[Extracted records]
---*---
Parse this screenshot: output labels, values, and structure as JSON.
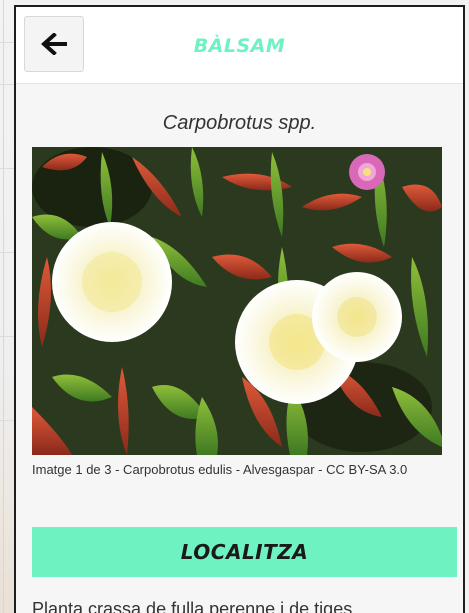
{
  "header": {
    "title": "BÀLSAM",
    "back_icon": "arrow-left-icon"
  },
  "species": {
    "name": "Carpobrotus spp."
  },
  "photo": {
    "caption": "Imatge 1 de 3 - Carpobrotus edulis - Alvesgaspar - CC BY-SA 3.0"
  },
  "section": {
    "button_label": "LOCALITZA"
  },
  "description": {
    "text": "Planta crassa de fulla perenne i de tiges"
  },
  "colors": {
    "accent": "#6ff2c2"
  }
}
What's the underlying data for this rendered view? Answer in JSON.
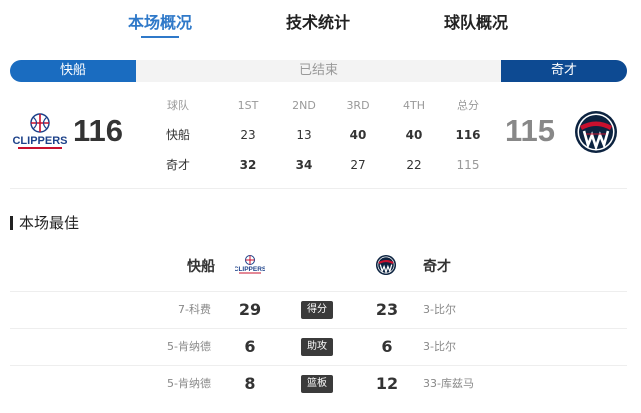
---*---
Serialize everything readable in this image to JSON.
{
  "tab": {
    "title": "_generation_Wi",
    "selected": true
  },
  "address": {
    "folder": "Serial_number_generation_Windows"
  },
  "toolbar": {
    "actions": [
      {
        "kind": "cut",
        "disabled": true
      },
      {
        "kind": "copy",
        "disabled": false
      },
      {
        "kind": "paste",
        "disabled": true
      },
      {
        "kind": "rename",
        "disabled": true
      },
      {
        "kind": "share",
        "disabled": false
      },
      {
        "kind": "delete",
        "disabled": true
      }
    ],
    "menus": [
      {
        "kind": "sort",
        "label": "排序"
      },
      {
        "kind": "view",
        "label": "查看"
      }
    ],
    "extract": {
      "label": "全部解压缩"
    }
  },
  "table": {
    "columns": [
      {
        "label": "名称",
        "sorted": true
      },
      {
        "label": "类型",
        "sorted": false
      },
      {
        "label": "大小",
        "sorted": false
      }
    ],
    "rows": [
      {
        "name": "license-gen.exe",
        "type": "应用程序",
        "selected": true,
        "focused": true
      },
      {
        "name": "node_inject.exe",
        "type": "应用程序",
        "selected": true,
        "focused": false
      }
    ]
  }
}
---*---
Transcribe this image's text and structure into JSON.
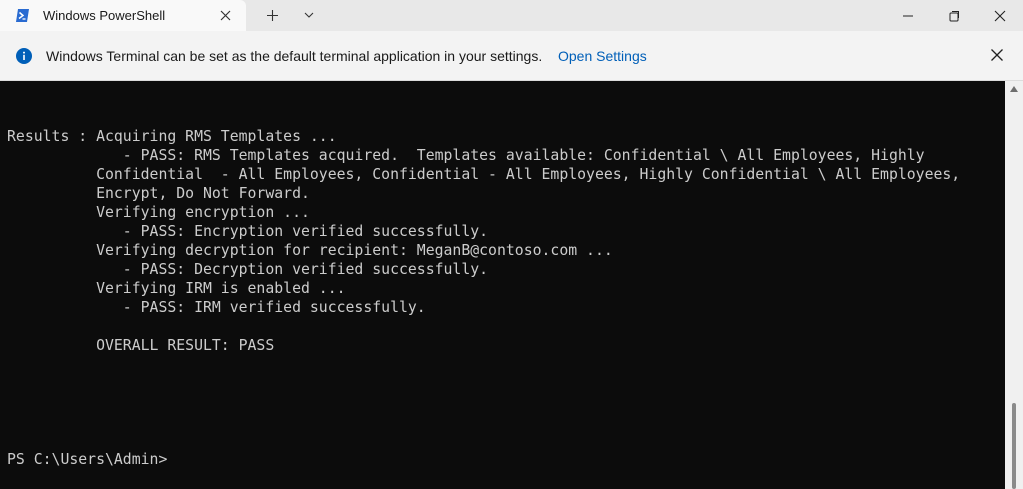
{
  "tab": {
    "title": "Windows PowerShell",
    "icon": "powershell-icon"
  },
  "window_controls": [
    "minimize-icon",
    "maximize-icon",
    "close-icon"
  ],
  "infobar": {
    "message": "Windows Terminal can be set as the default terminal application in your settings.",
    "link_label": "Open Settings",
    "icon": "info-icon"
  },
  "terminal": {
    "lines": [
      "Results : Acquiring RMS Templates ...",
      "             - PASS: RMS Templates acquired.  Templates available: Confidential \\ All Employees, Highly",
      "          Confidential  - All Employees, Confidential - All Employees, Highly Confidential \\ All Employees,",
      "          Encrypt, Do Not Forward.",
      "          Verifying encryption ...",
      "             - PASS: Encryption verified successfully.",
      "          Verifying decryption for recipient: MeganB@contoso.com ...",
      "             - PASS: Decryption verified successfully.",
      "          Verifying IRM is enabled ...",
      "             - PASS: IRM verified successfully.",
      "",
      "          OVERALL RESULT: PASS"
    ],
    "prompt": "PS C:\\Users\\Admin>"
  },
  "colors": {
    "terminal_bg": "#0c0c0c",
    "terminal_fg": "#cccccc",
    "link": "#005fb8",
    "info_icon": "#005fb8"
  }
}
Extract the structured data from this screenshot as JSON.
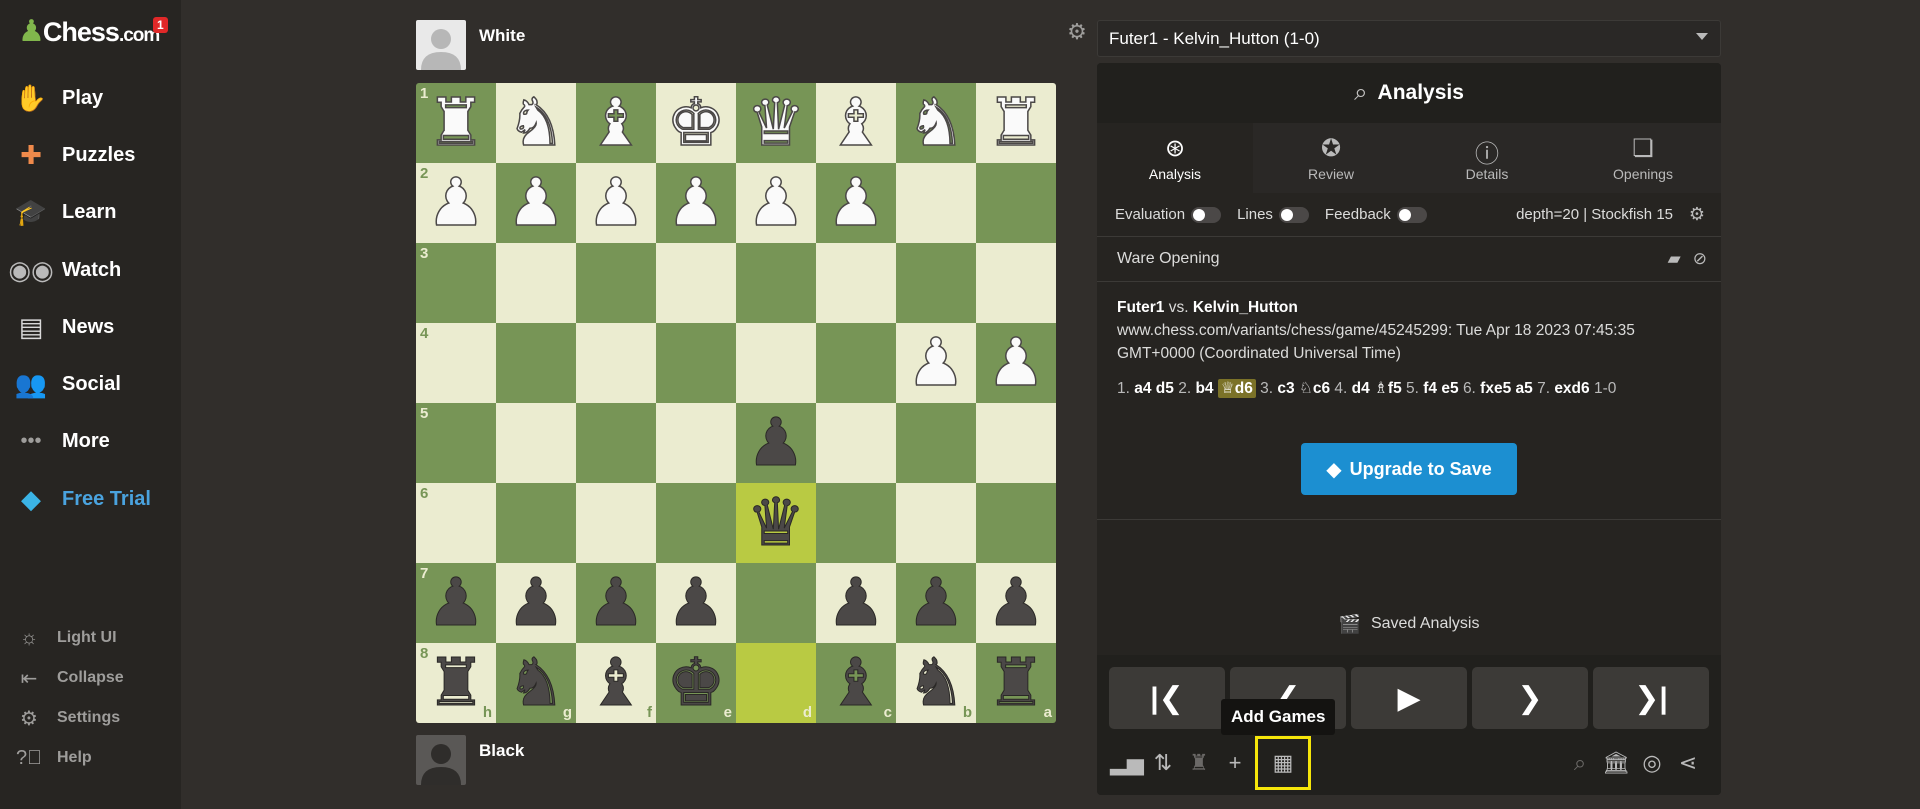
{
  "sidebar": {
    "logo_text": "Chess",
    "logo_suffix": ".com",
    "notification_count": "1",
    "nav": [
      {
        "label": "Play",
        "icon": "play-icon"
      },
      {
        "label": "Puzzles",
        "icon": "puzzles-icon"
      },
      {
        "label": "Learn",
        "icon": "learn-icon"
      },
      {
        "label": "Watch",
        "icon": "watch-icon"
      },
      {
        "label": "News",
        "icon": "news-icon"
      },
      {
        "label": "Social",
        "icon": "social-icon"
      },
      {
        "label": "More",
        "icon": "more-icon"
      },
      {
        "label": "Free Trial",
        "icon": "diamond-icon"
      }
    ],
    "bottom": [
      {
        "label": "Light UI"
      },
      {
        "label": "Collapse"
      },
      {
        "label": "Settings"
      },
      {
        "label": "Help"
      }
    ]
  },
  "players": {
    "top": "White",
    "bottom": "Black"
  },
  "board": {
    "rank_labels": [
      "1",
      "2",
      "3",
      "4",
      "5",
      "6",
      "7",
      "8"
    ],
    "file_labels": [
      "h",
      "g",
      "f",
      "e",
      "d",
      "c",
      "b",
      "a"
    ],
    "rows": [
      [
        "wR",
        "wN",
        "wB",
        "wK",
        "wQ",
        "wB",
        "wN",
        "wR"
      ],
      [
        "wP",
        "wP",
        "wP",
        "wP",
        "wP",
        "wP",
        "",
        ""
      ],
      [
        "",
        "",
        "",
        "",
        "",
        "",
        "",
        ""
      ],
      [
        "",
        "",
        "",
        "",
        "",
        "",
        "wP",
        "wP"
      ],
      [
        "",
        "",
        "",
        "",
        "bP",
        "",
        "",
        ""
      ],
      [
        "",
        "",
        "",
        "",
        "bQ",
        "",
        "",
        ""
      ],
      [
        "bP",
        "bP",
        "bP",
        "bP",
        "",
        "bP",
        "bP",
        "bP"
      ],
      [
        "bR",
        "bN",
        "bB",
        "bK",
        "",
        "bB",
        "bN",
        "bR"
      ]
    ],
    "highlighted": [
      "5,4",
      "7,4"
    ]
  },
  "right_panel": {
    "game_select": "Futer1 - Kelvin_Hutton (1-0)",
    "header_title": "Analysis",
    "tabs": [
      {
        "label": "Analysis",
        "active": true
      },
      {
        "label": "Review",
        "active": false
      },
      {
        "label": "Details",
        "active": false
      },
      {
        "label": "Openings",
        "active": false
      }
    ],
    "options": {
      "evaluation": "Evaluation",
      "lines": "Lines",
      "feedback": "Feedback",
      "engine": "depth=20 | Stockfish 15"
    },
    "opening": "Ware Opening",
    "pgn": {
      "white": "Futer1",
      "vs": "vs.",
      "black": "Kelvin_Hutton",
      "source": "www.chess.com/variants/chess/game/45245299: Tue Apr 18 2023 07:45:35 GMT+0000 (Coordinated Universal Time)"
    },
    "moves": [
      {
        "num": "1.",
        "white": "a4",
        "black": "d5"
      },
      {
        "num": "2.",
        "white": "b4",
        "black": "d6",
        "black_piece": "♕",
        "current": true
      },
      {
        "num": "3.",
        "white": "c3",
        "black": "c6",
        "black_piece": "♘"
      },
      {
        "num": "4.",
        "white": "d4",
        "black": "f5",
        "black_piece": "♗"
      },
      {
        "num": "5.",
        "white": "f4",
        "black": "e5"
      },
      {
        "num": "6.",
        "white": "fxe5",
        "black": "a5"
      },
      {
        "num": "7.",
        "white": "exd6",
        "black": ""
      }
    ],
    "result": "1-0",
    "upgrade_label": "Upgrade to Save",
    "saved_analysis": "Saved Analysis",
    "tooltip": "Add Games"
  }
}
---*---
GIVEN PROBLEM:
Only the lines between the one with "Parse this screenshot: output" and the one with "What's the underlying", those two included, get copied from the material above. Keep it exact and free of pictures.

PROBLEM SOLUTION:
Parse this screenshot: output labels, values, and structure as JSON.
{
  "header": {
    "title": "BÀLSAM",
    "back_icon": "arrow-left-icon"
  },
  "species": {
    "name": "Carpobrotus spp."
  },
  "photo": {
    "caption": "Imatge 1 de 3 - Carpobrotus edulis - Alvesgaspar - CC BY-SA 3.0"
  },
  "section": {
    "button_label": "LOCALITZA"
  },
  "description": {
    "text": "Planta crassa de fulla perenne i de tiges"
  },
  "colors": {
    "accent": "#6ff2c2"
  }
}
What's the underlying data for this rendered view? Answer in JSON.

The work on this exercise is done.